* start Recorded data *
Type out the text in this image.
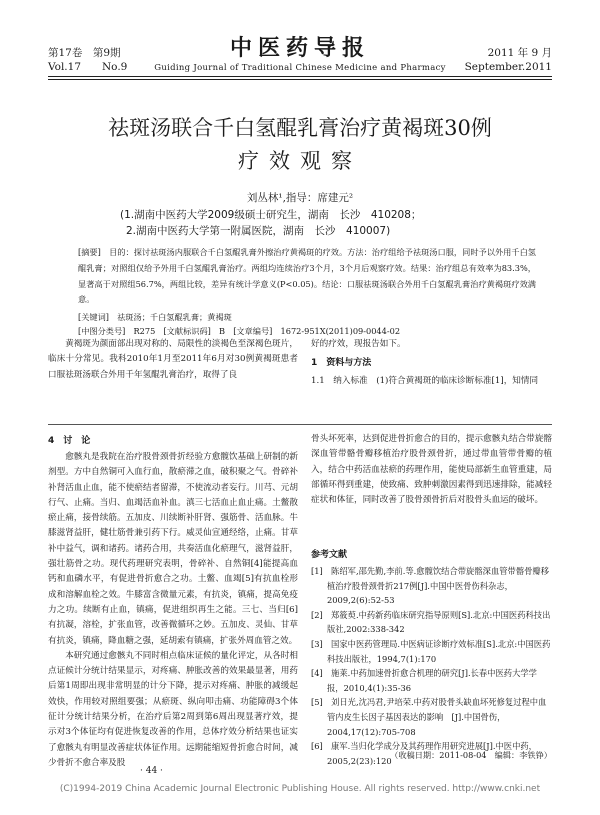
第17卷　第9期
Vol.17　　No.9
中医药导报
Guiding Journal of Traditional Chinese Medicine and Pharmacy
2011 年 9 月
September.2011
祛斑汤联合千白氢醌乳膏治疗黄褐斑30例
疗效观察
刘丛林¹,指导：席建元²
(1.湖南中医药大学2009级硕士研究生，湖南　长沙　410208；
2.湖南中医药大学第一附属医院，湖南　长沙　410007)
[摘要]　目的：探讨祛斑汤内服联合千白氢醌乳膏外擦治疗黄褐斑的疗效。方法：治疗组给予祛斑汤口服，同时予以外用千白氢醌乳膏；对照组仅给予外用千白氢醌乳膏治疗。两组均连续治疗3个月，3个月后观察疗效。结果：治疗组总有效率为83.3%，显著高于对照组56.7%，两组比较，差异有统计学意义(P<0.05)。结论：口服祛斑汤联合外用千白氢醌乳膏治疗黄褐斑疗效满意。
[关键词]　祛斑汤；千白氢醌乳膏；黄褐斑
[中图分类号]　R275　[文献标识码]　B　[文章编号]　1672-951X(2011)09-0044-02

黄褐斑为颜面部出现对称的、局限性的淡褐色至深褐色斑片，临床十分常见。我科2010年1月至2011年6月对30例黄褐斑患者口服祛斑汤联合外用千年氢醌乳膏治疗，取得了良

好的疗效，现报告如下。

1　资料与方法

1.1　纳入标准　(1)符合黄褐斑的临床诊断标准[1]，知情同

4　讨　论

愈骸丸是我院在治疗股骨颈骨折经验方愈髋饮基础上研制的新剂型。方中自然铜可入血行血，散瘀滞之血，破积聚之气。骨碎补补肾活血止血，能不使瘀结者留滞，不使流动者妄行。川芎、元胡行气、止痛。当归、血竭活血补血。滇三七活血止血止痛。土鳖散瘀止痛，接骨续筋。五加皮、川续断补肝肾、强筋骨、活血脉。牛膝滋肾益肝，健壮筋骨兼引药下行。威灵仙宣通经络，止痛。甘草补中益气，调和诸药。诸药合用，共奏活血化瘀理气，滋肾益肝，强壮筋骨之功。现代药理研究表明，骨碎补、自然铜[4]能提高血钙和血磷水平，有促进骨折愈合之功。土鳖、血竭[5]有抗血栓形成和溶解血栓之效。牛膝富含微量元素，有抗炎，镇痛，提高免疫力之功。续断有止血，镇痛，促进组织再生之能。三七、当归[6]有抗凝，溶栓，扩张血管，改善微循环之妙。五加皮、灵仙、甘草有抗炎，镇痛，降血糖之强，延胡索有镇痛，扩张外周血管之效。

本研究通过愈骸丸不同时相点临床证候的量化评定，从各时相点证候计分统计结果显示，对疼痛、肿胀改善的效果最显著，用药后第1周即出现非常明显的计分下降，提示对疼痛、肿胀的减缓起效快，作用较对照组要强；从瘀斑、纵向叩击痛、功能障碍3个体征计分统计结果分析，在治疗后第2周到第6周出现显著疗效，提示对3个体征均有促进恢复改善的作用，总体疗效分析结果也证实了愈骸丸有明显改善症状体征作用。远期能缩短骨折愈合时间，减少骨折不愈合率及股

骨头坏死率，达到促进骨折愈合的目的，提示愈骸丸结合带旋髂深血管带骼骨瓣移植治疗股骨颈骨折，通过带血管带骨瓣的植入，结合中药活血祛瘀的药理作用，能使局部新生血管重建，局部循环得到重建，使致痛、致肿刺激因素得到迅速排除，能减轻症状和体征，同时改善了股骨颈骨折后对股骨头血运的破坏。

参考文献
[1]　陈绍军,邵先勤,李前.等.愈髋饮结合带旋髂深血管带髂骨瓣移植治疗股骨颈骨折217例[J].中国中医骨伤科杂志，2009,2(6):52-53
[2]　郑筱萸.中药新药临床研究指导原则[S].北京:中国医药科技出版社,2002:338-342
[3]　国家中医药管理局.中医病证诊断疗效标准[S].北京:中国医药科技出版社，1994,7(1):170
[4]　施莱.中药加速骨折愈合机理的研究[J].长春中医药大学学报，2010,4(1):35-36
[5]　刘日光,沈冯君,尹培荣.中药对股骨头缺血坏死修复过程中血管内皮生长因子基因表达的影响　[J].中国骨伤，2004,17(12):705-708
[6]　康军.当归化学成分及其药理作用研究进展[J].中医中药，2005,2(23):120
（收稿日期：2011-08-04　编辑：李铁铮）
· 44 ·
(C)1994-2019 China Academic Journal Electronic Publishing House. All rights reserved. http://www.cnki.net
* end Recorded data *
What you have to do: Copy the data exactly. Any picture it contains is to be omitted.

Correct response:
Type out the text in this image.
第17卷　第9期
Vol.17　　No.9
中医药导报
Guiding Journal of Traditional Chinese Medicine and Pharmacy
2011 年 9 月
September.2011
祛斑汤联合千白氢醌乳膏治疗黄褐斑30例
疗效观察
刘丛林¹,指导：席建元²
(1.湖南中医药大学2009级硕士研究生，湖南　长沙　410208；
2.湖南中医药大学第一附属医院，湖南　长沙　410007)
[摘要]　目的：探讨祛斑汤内服联合千白氢醌乳膏外擦治疗黄褐斑的疗效。方法：治疗组给予祛斑汤口服，同时予以外用千白氢醌乳膏；对照组仅给予外用千白氢醌乳膏治疗。两组均连续治疗3个月，3个月后观察疗效。结果：治疗组总有效率为83.3%，显著高于对照组56.7%，两组比较，差异有统计学意义(P<0.05)。结论：口服祛斑汤联合外用千白氢醌乳膏治疗黄褐斑疗效满意。
[关键词]　祛斑汤；千白氢醌乳膏；黄褐斑
[中图分类号]　R275　[文献标识码]　B　[文章编号]　1672-951X(2011)09-0044-02

黄褐斑为颜面部出现对称的、局限性的淡褐色至深褐色斑片，临床十分常见。我科2010年1月至2011年6月对30例黄褐斑患者口服祛斑汤联合外用千年氢醌乳膏治疗，取得了良

好的疗效，现报告如下。

1　资料与方法

1.1　纳入标准　(1)符合黄褐斑的临床诊断标准[1]，知情同

4　讨　论

愈骸丸是我院在治疗股骨颈骨折经验方愈髋饮基础上研制的新剂型。方中自然铜可入血行血，散瘀滞之血，破积聚之气。骨碎补补肾活血止血，能不使瘀结者留滞，不使流动者妄行。川芎、元胡行气、止痛。当归、血竭活血补血。滇三七活血止血止痛。土鳖散瘀止痛，接骨续筋。五加皮、川续断补肝肾、强筋骨、活血脉。牛膝滋肾益肝，健壮筋骨兼引药下行。威灵仙宣通经络，止痛。甘草补中益气，调和诸药。诸药合用，共奏活血化瘀理气，滋肾益肝，强壮筋骨之功。现代药理研究表明，骨碎补、自然铜[4]能提高血钙和血磷水平，有促进骨折愈合之功。土鳖、血竭[5]有抗血栓形成和溶解血栓之效。牛膝富含微量元素，有抗炎，镇痛，提高免疫力之功。续断有止血，镇痛，促进组织再生之能。三七、当归[6]有抗凝，溶栓，扩张血管，改善微循环之妙。五加皮、灵仙、甘草有抗炎，镇痛，降血糖之强，延胡索有镇痛，扩张外周血管之效。

本研究通过愈骸丸不同时相点临床证候的量化评定，从各时相点证候计分统计结果显示，对疼痛、肿胀改善的效果最显著，用药后第1周即出现非常明显的计分下降，提示对疼痛、肿胀的减缓起效快，作用较对照组要强；从瘀斑、纵向叩击痛、功能障碍3个体征计分统计结果分析，在治疗后第2周到第6周出现显著疗效，提示对3个体征均有促进恢复改善的作用，总体疗效分析结果也证实了愈骸丸有明显改善症状体征作用。远期能缩短骨折愈合时间，减少骨折不愈合率及股

骨头坏死率，达到促进骨折愈合的目的，提示愈骸丸结合带旋髂深血管带骼骨瓣移植治疗股骨颈骨折，通过带血管带骨瓣的植入，结合中药活血祛瘀的药理作用，能使局部新生血管重建，局部循环得到重建，使致痛、致肿刺激因素得到迅速排除，能减轻症状和体征，同时改善了股骨颈骨折后对股骨头血运的破坏。

参考文献
[1]　陈绍军,邵先勤,李前.等.愈髋饮结合带旋髂深血管带髂骨瓣移植治疗股骨颈骨折217例[J].中国中医骨伤科杂志，2009,2(6):52-53
[2]　郑筱萸.中药新药临床研究指导原则[S].北京:中国医药科技出版社,2002:338-342
[3]　国家中医药管理局.中医病证诊断疗效标准[S].北京:中国医药科技出版社，1994,7(1):170
[4]　施莱.中药加速骨折愈合机理的研究[J].长春中医药大学学报，2010,4(1):35-36
[5]　刘日光,沈冯君,尹培荣.中药对股骨头缺血坏死修复过程中血管内皮生长因子基因表达的影响　[J].中国骨伤，2004,17(12):705-708
[6]　康军.当归化学成分及其药理作用研究进展[J].中医中药，2005,2(23):120
（收稿日期：2011-08-04　编辑：李铁铮）
· 44 ·
(C)1994-2019 China Academic Journal Electronic Publishing House. All rights reserved. http://www.cnki.net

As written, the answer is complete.